- TASK DIRECTIONS
Gather all lines from the material that contain "later".

[GIVEN RECORDS start]

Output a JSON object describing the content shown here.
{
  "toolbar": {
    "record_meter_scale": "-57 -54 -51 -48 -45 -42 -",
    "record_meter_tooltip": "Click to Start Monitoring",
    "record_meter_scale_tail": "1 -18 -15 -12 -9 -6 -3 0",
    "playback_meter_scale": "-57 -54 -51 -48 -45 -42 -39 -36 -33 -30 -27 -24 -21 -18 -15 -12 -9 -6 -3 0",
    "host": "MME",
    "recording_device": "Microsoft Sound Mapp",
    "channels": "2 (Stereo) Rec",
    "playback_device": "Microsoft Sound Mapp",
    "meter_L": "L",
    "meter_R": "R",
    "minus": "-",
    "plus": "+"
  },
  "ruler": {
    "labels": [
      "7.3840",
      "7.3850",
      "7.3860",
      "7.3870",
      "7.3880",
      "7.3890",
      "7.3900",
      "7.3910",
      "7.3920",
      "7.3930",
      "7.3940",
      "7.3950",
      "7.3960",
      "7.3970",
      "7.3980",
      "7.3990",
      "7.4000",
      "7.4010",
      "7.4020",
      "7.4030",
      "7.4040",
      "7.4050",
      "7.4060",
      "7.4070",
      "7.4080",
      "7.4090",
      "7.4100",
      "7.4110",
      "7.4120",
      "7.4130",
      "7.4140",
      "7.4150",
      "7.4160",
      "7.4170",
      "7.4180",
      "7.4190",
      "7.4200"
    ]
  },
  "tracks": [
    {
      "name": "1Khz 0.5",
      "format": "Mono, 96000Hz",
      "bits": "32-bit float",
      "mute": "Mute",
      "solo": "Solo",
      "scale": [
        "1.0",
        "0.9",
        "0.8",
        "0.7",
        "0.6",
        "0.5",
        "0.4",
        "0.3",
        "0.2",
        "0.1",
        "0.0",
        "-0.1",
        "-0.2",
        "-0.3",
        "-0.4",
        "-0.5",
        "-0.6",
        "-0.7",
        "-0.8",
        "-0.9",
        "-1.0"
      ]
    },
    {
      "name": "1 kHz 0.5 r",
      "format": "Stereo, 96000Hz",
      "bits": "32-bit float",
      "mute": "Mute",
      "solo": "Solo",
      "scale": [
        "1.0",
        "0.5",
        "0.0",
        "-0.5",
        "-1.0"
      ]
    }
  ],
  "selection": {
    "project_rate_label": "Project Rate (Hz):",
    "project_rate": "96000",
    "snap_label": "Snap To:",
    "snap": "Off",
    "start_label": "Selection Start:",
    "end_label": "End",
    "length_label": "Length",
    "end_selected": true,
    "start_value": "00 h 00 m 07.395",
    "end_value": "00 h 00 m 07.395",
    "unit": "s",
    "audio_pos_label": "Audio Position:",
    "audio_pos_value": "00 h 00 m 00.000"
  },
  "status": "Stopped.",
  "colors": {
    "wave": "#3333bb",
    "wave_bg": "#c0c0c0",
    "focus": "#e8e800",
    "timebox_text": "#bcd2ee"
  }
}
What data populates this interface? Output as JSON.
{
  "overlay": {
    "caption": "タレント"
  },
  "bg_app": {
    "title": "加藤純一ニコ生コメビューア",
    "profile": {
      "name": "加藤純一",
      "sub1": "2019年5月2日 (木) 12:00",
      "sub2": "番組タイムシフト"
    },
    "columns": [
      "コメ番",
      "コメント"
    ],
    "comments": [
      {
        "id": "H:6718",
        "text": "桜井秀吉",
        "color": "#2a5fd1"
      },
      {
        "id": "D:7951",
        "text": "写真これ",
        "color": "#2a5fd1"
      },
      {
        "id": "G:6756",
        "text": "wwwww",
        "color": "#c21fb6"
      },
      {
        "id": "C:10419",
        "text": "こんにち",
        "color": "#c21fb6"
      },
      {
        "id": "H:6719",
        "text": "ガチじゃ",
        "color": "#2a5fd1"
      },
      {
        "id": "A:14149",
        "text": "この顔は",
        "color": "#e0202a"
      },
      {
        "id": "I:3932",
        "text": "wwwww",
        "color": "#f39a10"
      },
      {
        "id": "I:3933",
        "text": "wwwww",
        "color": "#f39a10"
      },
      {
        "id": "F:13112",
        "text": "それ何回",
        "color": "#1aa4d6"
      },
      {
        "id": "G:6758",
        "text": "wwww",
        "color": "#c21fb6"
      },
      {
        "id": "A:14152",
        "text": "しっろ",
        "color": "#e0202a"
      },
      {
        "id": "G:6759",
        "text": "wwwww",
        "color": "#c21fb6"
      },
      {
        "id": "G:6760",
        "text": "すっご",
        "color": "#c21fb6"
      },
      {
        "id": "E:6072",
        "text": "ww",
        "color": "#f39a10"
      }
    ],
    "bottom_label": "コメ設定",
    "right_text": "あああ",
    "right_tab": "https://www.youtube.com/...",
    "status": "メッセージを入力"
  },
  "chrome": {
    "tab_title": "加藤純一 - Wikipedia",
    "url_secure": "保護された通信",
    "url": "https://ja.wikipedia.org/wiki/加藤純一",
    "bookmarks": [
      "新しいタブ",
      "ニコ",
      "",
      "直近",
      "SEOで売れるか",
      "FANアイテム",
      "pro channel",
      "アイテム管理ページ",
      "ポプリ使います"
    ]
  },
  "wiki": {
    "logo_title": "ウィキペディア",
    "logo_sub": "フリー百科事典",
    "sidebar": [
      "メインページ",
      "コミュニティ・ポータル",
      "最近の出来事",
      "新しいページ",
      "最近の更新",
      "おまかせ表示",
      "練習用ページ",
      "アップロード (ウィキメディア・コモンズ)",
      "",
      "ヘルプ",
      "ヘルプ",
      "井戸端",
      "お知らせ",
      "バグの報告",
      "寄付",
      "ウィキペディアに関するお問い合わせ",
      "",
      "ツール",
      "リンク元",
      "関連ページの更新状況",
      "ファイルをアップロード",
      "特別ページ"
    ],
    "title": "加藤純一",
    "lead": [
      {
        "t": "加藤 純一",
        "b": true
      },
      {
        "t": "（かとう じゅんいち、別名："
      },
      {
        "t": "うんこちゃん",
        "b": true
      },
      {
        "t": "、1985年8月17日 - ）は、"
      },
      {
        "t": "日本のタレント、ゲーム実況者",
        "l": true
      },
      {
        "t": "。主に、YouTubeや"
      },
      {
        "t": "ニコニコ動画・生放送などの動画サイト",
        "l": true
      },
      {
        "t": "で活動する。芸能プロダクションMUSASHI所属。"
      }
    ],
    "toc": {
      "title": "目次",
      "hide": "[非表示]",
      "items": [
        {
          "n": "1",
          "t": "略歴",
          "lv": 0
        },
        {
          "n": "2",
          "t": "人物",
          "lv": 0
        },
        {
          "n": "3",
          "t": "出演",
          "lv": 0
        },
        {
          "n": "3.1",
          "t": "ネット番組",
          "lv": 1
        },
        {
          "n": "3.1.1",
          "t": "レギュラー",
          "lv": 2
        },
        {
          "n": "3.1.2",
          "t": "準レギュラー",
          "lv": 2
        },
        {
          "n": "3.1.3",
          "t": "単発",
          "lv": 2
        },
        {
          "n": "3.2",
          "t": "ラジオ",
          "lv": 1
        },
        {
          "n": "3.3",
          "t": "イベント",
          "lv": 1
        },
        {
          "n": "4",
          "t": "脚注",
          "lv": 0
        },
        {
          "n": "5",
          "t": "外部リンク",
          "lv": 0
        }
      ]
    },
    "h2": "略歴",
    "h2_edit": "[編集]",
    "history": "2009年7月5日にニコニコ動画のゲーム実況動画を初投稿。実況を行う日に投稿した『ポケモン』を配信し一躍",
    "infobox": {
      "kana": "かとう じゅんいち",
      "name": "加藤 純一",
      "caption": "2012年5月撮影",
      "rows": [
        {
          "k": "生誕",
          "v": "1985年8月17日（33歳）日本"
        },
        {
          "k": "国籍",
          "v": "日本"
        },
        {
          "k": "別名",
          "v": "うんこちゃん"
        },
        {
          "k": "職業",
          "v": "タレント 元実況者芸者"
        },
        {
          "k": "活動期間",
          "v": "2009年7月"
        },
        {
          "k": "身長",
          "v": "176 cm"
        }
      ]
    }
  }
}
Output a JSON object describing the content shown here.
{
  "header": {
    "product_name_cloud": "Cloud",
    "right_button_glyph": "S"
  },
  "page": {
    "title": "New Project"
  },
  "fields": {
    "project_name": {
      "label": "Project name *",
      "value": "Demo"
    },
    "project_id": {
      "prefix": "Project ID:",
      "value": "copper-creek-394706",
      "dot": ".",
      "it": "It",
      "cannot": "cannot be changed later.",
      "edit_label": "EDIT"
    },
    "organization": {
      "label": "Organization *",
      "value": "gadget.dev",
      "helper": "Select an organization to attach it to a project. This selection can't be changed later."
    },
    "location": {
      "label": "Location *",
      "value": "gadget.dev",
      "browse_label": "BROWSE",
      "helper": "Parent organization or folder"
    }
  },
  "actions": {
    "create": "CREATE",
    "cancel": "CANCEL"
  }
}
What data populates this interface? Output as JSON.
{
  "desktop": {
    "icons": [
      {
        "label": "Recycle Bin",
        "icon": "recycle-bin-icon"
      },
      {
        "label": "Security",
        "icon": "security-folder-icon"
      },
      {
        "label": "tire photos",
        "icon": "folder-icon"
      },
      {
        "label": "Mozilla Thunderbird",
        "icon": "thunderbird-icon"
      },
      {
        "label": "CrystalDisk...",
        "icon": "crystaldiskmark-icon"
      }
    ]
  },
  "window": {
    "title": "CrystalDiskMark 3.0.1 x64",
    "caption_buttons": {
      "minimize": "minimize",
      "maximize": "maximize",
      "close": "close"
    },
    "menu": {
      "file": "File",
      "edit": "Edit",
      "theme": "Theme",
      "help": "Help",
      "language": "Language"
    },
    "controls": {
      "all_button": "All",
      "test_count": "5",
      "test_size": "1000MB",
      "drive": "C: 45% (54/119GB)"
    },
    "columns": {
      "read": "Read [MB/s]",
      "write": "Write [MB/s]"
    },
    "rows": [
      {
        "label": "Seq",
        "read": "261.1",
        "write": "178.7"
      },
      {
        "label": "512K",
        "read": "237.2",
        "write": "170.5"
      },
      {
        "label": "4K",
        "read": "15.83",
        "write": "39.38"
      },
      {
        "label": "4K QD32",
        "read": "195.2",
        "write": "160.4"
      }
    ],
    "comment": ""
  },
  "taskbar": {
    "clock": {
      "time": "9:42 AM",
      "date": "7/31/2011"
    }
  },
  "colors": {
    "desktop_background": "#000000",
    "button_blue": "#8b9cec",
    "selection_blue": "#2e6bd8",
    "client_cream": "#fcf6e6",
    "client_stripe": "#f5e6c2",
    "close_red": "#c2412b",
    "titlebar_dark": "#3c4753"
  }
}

[GIVEN RECORDS end]

- WORKED SOLUTION
      "cannot": "cannot be changed later.",
      "helper": "Select an organization to attach it to a project. This selection can't be changed later."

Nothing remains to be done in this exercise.